**TASK:** Go through the listing and pick out each line with the word "xlabel" in it.
+ + + + + + +
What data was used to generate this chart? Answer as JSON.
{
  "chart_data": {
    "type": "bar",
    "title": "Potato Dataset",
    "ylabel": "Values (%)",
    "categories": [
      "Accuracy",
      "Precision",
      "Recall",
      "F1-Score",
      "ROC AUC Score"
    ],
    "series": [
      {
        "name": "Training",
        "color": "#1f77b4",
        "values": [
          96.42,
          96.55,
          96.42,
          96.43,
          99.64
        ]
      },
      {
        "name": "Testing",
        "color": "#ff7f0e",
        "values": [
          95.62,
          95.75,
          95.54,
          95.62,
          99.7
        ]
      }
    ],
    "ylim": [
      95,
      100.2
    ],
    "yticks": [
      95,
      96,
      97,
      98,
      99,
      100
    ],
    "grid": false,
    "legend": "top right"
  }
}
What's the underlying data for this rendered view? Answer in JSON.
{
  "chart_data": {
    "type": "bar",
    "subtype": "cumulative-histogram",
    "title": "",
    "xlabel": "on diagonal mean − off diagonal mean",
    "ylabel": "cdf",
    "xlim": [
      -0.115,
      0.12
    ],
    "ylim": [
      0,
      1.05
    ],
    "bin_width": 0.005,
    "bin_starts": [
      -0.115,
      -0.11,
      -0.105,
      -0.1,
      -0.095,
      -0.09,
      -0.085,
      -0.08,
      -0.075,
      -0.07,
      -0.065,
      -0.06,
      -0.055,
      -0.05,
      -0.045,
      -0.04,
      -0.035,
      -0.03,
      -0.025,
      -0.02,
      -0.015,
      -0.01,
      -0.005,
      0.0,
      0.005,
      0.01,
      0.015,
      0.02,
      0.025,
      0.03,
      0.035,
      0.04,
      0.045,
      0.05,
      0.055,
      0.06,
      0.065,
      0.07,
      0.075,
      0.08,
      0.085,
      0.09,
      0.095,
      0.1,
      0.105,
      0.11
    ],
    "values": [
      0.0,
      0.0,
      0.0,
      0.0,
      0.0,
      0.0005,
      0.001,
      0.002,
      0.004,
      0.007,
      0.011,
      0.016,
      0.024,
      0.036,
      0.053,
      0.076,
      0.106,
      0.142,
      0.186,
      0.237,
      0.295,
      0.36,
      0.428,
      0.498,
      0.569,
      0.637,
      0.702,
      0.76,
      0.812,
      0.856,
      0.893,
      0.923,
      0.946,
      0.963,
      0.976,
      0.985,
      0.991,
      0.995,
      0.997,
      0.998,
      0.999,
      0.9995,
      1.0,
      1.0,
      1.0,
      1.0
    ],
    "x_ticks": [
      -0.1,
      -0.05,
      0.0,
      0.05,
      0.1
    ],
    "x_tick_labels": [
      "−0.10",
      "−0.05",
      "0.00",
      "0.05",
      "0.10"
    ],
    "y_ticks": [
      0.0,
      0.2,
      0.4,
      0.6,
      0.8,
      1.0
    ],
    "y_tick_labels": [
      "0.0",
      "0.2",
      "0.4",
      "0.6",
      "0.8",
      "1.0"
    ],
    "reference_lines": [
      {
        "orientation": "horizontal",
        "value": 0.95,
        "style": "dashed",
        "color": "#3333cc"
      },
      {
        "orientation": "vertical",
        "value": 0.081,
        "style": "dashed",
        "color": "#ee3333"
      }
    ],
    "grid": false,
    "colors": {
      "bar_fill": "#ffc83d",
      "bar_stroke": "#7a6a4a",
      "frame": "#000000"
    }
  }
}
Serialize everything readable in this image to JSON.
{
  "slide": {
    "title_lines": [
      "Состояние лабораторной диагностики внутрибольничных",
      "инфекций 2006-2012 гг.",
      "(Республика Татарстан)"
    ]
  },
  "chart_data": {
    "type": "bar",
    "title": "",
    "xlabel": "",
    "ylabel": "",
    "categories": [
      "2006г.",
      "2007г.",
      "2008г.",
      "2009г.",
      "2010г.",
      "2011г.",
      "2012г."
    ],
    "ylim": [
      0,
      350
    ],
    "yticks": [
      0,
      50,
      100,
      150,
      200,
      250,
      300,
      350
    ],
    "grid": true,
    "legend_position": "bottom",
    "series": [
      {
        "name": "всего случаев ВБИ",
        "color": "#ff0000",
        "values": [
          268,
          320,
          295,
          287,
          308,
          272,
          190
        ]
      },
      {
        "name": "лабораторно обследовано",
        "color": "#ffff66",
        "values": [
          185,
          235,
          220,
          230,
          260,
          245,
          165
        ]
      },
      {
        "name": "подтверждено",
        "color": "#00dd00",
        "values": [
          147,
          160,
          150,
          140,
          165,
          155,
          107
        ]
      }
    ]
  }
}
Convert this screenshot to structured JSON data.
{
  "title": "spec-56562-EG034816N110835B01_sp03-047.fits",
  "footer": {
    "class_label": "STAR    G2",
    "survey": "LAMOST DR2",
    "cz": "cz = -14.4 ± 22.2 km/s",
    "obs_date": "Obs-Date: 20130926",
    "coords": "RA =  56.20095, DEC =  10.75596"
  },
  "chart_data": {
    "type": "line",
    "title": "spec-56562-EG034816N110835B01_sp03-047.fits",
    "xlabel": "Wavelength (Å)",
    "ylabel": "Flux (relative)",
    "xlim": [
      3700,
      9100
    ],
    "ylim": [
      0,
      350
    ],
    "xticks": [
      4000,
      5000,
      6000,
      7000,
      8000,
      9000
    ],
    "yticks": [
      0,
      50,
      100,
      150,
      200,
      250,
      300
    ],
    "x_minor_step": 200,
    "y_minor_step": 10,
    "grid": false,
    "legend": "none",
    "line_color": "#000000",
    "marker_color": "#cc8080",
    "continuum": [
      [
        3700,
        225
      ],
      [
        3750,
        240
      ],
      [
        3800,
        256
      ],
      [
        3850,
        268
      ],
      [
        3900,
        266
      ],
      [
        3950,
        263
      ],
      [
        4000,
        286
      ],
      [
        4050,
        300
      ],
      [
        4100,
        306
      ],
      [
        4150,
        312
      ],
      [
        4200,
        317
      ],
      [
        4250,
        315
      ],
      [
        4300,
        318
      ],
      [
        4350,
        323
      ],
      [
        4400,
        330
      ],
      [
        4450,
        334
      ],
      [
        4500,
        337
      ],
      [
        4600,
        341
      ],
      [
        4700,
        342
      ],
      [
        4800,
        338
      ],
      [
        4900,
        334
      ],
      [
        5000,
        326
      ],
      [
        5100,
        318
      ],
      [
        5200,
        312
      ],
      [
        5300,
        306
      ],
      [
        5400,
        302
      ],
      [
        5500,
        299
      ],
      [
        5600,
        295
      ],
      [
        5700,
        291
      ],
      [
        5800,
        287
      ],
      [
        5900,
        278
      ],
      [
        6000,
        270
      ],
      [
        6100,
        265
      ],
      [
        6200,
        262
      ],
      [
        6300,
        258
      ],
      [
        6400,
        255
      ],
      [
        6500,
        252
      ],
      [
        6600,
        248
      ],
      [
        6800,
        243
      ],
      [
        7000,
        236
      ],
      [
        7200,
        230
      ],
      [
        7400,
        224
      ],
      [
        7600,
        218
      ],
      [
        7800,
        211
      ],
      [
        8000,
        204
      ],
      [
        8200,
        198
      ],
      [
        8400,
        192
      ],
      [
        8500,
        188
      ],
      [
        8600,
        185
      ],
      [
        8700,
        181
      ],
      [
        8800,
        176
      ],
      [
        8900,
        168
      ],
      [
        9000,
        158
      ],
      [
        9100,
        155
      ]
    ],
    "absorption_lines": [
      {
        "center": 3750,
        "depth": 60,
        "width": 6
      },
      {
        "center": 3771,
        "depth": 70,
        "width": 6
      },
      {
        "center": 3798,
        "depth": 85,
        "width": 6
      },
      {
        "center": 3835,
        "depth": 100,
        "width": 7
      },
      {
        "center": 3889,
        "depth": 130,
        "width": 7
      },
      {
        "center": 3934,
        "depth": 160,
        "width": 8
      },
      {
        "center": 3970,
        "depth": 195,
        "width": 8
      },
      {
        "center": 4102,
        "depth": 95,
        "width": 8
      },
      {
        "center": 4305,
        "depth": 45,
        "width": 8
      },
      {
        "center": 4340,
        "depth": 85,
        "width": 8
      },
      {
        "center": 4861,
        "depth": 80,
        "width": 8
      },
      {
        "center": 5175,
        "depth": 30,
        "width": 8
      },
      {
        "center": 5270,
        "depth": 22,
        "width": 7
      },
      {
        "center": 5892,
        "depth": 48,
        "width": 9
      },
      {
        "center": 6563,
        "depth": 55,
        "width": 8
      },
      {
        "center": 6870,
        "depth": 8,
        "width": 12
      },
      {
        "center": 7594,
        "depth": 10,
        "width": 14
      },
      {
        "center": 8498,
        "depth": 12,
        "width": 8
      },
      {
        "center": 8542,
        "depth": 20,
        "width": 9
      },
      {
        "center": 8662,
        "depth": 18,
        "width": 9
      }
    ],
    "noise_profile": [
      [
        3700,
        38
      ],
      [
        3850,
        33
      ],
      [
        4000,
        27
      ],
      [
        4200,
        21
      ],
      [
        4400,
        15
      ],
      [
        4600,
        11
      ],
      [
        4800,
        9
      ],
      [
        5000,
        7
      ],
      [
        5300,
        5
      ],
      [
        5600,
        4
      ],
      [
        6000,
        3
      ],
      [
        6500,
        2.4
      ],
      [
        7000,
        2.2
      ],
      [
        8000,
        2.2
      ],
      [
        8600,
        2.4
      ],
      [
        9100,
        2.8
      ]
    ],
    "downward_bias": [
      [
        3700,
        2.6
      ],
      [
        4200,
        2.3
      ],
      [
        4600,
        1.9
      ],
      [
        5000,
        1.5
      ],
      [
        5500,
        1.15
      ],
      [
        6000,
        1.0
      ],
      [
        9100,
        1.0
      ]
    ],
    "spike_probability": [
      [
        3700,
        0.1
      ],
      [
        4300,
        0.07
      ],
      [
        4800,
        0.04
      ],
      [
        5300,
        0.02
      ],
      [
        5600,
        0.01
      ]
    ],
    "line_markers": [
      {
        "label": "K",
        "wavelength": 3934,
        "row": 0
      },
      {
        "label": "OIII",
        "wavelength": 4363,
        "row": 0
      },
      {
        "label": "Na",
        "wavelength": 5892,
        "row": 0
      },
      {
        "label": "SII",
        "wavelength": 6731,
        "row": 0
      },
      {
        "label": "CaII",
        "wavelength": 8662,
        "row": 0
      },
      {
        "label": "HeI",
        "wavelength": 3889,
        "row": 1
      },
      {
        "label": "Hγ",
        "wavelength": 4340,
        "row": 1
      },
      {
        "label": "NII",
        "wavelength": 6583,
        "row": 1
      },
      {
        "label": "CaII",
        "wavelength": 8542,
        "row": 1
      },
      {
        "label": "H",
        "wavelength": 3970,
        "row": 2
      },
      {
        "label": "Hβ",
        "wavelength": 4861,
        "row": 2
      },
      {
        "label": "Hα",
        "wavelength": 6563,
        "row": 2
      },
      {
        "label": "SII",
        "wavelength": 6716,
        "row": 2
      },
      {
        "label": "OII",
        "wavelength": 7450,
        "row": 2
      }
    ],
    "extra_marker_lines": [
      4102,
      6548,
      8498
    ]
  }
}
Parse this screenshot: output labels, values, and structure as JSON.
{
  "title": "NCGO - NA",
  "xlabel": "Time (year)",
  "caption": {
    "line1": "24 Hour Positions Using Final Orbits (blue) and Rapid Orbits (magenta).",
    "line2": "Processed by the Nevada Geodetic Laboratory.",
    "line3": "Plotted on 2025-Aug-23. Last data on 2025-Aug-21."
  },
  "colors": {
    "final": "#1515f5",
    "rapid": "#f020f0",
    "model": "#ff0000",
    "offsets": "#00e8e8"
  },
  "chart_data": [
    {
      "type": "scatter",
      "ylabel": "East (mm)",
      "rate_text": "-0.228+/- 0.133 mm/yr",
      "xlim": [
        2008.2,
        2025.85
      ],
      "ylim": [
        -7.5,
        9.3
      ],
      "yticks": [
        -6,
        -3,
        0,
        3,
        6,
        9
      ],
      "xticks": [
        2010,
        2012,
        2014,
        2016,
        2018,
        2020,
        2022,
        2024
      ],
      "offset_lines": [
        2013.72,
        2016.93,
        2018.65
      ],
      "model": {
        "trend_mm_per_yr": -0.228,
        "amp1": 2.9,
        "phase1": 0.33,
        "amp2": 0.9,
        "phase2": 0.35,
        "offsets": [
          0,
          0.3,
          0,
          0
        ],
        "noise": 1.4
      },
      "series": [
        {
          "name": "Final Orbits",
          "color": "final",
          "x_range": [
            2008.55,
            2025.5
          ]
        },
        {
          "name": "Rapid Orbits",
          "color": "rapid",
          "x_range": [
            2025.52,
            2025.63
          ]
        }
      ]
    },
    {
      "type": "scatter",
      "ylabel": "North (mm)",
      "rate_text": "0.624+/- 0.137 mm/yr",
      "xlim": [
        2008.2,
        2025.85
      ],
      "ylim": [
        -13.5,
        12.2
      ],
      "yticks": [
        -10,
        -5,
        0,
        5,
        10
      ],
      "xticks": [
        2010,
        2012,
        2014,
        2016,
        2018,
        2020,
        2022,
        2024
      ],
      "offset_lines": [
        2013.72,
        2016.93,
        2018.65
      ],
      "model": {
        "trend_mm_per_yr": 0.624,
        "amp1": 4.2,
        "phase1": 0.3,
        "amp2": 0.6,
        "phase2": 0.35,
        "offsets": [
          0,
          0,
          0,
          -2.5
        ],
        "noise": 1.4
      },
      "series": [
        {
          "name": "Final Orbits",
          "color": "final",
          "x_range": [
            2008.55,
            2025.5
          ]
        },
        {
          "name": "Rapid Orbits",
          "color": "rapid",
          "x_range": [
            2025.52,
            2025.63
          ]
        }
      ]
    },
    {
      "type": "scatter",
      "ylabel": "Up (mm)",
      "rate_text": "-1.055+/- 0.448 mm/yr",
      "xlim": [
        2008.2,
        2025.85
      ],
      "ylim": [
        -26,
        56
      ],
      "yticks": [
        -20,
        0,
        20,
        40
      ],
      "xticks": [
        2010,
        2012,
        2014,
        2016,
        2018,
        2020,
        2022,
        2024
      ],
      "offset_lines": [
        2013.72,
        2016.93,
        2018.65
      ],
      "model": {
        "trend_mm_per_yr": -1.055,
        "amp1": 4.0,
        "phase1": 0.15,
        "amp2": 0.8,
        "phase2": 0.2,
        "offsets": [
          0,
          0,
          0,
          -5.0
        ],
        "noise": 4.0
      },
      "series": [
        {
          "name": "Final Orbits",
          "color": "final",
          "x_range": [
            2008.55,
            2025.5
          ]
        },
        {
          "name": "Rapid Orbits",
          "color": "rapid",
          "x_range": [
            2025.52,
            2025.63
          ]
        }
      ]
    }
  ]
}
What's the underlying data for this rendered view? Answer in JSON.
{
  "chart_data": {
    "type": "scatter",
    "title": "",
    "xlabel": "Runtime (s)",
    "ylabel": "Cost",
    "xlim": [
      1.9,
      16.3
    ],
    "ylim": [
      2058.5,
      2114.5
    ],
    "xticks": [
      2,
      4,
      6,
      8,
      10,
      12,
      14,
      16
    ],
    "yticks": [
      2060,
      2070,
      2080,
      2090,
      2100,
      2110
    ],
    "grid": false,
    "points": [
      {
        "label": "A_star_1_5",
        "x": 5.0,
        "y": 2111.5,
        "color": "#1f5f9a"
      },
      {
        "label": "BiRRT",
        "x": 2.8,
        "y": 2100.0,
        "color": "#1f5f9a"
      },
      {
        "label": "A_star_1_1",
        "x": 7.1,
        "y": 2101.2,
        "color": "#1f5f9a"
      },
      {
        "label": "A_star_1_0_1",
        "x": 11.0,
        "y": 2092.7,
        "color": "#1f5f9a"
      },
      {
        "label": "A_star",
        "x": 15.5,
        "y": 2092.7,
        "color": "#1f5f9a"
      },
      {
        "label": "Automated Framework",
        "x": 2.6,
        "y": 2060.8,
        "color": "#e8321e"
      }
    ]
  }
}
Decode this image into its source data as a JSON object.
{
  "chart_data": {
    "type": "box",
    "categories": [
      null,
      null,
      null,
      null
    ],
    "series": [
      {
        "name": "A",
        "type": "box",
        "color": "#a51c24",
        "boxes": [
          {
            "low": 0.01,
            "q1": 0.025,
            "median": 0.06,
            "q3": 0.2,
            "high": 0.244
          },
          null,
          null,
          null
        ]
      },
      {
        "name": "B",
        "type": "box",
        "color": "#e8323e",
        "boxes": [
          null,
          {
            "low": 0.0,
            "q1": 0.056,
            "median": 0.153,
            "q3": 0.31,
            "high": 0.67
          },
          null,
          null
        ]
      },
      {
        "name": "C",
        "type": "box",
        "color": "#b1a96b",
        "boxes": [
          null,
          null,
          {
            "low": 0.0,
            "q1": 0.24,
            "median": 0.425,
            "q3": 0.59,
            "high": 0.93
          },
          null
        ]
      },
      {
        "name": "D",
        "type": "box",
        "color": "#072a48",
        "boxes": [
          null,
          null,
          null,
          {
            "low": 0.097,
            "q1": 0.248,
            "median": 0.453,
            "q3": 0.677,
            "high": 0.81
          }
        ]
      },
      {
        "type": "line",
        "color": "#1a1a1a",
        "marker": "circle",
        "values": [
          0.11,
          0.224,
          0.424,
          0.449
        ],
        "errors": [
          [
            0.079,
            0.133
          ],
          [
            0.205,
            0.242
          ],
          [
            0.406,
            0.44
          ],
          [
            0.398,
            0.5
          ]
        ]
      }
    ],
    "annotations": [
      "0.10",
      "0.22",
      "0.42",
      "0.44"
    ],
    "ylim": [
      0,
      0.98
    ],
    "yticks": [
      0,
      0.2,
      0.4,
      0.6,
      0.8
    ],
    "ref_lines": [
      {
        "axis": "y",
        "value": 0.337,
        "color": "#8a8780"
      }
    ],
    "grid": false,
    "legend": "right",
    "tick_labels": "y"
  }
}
+ + + + + + +
**FINISHED EXERCISE:**
    "xlabel": "on diagonal mean − off diagonal mean",
    "xlabel": "",
    "xlabel": "Wavelength (Å)",
  "xlabel": "Time (year)",
    "xlabel": "Runtime (s)",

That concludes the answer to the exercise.